::: DATA ROWS

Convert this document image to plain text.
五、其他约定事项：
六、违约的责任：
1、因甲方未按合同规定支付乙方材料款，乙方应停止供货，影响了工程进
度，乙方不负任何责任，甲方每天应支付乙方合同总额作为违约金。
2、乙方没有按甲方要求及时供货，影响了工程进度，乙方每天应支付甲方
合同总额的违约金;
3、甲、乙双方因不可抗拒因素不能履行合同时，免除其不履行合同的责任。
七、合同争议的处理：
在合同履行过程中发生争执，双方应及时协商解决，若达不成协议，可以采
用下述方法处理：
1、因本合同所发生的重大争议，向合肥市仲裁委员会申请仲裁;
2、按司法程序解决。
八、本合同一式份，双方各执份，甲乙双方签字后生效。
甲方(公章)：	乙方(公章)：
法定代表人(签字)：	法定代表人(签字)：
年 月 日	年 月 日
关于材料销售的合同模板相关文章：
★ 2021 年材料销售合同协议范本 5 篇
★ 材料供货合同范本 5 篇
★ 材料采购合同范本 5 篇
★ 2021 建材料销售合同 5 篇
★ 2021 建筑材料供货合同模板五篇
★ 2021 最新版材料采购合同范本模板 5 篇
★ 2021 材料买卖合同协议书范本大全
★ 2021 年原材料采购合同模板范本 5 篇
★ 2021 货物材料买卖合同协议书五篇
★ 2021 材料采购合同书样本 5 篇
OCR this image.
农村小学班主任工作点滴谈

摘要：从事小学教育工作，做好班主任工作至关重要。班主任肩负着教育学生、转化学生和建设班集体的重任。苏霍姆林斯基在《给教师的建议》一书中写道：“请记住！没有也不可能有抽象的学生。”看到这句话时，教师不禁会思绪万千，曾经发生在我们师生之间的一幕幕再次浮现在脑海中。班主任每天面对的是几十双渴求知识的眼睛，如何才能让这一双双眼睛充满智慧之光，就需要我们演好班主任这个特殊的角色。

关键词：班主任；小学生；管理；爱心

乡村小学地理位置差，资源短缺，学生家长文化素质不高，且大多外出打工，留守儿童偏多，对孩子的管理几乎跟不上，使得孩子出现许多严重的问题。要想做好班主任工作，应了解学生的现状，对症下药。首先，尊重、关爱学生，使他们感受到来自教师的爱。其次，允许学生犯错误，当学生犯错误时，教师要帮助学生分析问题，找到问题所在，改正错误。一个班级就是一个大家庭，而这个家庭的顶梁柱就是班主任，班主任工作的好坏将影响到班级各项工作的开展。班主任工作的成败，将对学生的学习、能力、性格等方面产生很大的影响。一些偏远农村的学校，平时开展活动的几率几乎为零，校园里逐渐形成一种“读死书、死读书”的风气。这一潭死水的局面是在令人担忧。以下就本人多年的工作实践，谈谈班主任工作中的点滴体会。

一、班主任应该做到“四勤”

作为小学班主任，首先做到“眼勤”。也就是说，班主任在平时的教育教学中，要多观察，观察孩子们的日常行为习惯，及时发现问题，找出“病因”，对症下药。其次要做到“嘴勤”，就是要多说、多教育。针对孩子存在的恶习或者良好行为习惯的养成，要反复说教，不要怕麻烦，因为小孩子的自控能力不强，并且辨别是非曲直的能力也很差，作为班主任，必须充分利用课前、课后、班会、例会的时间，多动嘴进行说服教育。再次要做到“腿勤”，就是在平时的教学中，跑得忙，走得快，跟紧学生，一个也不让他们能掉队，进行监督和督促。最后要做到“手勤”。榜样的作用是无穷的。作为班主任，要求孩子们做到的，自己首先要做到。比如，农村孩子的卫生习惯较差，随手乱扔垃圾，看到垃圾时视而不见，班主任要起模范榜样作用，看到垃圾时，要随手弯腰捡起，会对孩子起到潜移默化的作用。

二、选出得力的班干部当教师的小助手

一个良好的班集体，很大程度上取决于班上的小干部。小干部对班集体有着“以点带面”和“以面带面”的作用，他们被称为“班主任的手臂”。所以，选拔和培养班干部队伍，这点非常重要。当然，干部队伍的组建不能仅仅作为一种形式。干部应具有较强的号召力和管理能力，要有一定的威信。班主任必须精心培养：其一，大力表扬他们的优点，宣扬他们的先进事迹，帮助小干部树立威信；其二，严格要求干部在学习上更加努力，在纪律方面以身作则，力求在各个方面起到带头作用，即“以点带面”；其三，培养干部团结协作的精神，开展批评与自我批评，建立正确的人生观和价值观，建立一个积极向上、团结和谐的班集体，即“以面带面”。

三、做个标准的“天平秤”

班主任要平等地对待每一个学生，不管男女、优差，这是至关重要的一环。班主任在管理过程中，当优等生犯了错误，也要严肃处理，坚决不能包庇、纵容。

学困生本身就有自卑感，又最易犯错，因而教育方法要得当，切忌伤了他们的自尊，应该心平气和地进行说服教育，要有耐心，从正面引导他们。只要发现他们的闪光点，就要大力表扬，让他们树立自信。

::::::

**PROBLEM STATEMENT**:
Output all of the data again. Match it exactly.

**RESULT**:
Convert this document image to plain text.
五、其他约定事项：
六、违约的责任：
1、因甲方未按合同规定支付乙方材料款，乙方应停止供货，影响了工程进
度，乙方不负任何责任，甲方每天应支付乙方合同总额作为违约金。
2、乙方没有按甲方要求及时供货，影响了工程进度，乙方每天应支付甲方
合同总额的违约金;
3、甲、乙双方因不可抗拒因素不能履行合同时，免除其不履行合同的责任。
七、合同争议的处理：
在合同履行过程中发生争执，双方应及时协商解决，若达不成协议，可以采
用下述方法处理：
1、因本合同所发生的重大争议，向合肥市仲裁委员会申请仲裁;
2、按司法程序解决。
八、本合同一式份，双方各执份，甲乙双方签字后生效。
甲方(公章)：	乙方(公章)：
法定代表人(签字)：	法定代表人(签字)：
年 月 日	年 月 日
关于材料销售的合同模板相关文章：
★ 2021 年材料销售合同协议范本 5 篇
★ 材料供货合同范本 5 篇
★ 材料采购合同范本 5 篇
★ 2021 建材料销售合同 5 篇
★ 2021 建筑材料供货合同模板五篇
★ 2021 最新版材料采购合同范本模板 5 篇
★ 2021 材料买卖合同协议书范本大全
★ 2021 年原材料采购合同模板范本 5 篇
★ 2021 货物材料买卖合同协议书五篇
★ 2021 材料采购合同书样本 5 篇
OCR this image.
农村小学班主任工作点滴谈

摘要：从事小学教育工作，做好班主任工作至关重要。班主任肩负着教育学生、转化学生和建设班集体的重任。苏霍姆林斯基在《给教师的建议》一书中写道：“请记住！没有也不可能有抽象的学生。”看到这句话时，教师不禁会思绪万千，曾经发生在我们师生之间的一幕幕再次浮现在脑海中。班主任每天面对的是几十双渴求知识的眼睛，如何才能让这一双双眼睛充满智慧之光，就需要我们演好班主任这个特殊的角色。

关键词：班主任；小学生；管理；爱心

乡村小学地理位置差，资源短缺，学生家长文化素质不高，且大多外出打工，留守儿童偏多，对孩子的管理几乎跟不上，使得孩子出现许多严重的问题。要想做好班主任工作，应了解学生的现状，对症下药。首先，尊重、关爱学生，使他们感受到来自教师的爱。其次，允许学生犯错误，当学生犯错误时，教师要帮助学生分析问题，找到问题所在，改正错误。一个班级就是一个大家庭，而这个家庭的顶梁柱就是班主任，班主任工作的好坏将影响到班级各项工作的开展。班主任工作的成败，将对学生的学习、能力、性格等方面产生很大的影响。一些偏远农村的学校，平时开展活动的几率几乎为零，校园里逐渐形成一种“读死书、死读书”的风气。这一潭死水的局面是在令人担忧。以下就本人多年的工作实践，谈谈班主任工作中的点滴体会。

一、班主任应该做到“四勤”

作为小学班主任，首先做到“眼勤”。也就是说，班主任在平时的教育教学中，要多观察，观察孩子们的日常行为习惯，及时发现问题，找出“病因”，对症下药。其次要做到“嘴勤”，就是要多说、多教育。针对孩子存在的恶习或者良好行为习惯的养成，要反复说教，不要怕麻烦，因为小孩子的自控能力不强，并且辨别是非曲直的能力也很差，作为班主任，必须充分利用课前、课后、班会、例会的时间，多动嘴进行说服教育。再次要做到“腿勤”，就是在平时的教学中，跑得忙，走得快，跟紧学生，一个也不让他们能掉队，进行监督和督促。最后要做到“手勤”。榜样的作用是无穷的。作为班主任，要求孩子们做到的，自己首先要做到。比如，农村孩子的卫生习惯较差，随手乱扔垃圾，看到垃圾时视而不见，班主任要起模范榜样作用，看到垃圾时，要随手弯腰捡起，会对孩子起到潜移默化的作用。

二、选出得力的班干部当教师的小助手

一个良好的班集体，很大程度上取决于班上的小干部。小干部对班集体有着“以点带面”和“以面带面”的作用，他们被称为“班主任的手臂”。所以，选拔和培养班干部队伍，这点非常重要。当然，干部队伍的组建不能仅仅作为一种形式。干部应具有较强的号召力和管理能力，要有一定的威信。班主任必须精心培养：其一，大力表扬他们的优点，宣扬他们的先进事迹，帮助小干部树立威信；其二，严格要求干部在学习上更加努力，在纪律方面以身作则，力求在各个方面起到带头作用，即“以点带面”；其三，培养干部团结协作的精神，开展批评与自我批评，建立正确的人生观和价值观，建立一个积极向上、团结和谐的班集体，即“以面带面”。

三、做个标准的“天平秤”

班主任要平等地对待每一个学生，不管男女、优差，这是至关重要的一环。班主任在管理过程中，当优等生犯了错误，也要严肃处理，坚决不能包庇、纵容。

学困生本身就有自卑感，又最易犯错，因而教育方法要得当，切忌伤了他们的自尊，应该心平气和地进行说服教育，要有耐心，从正面引导他们。只要发现他们的闪光点，就要大力表扬，让他们树立自信。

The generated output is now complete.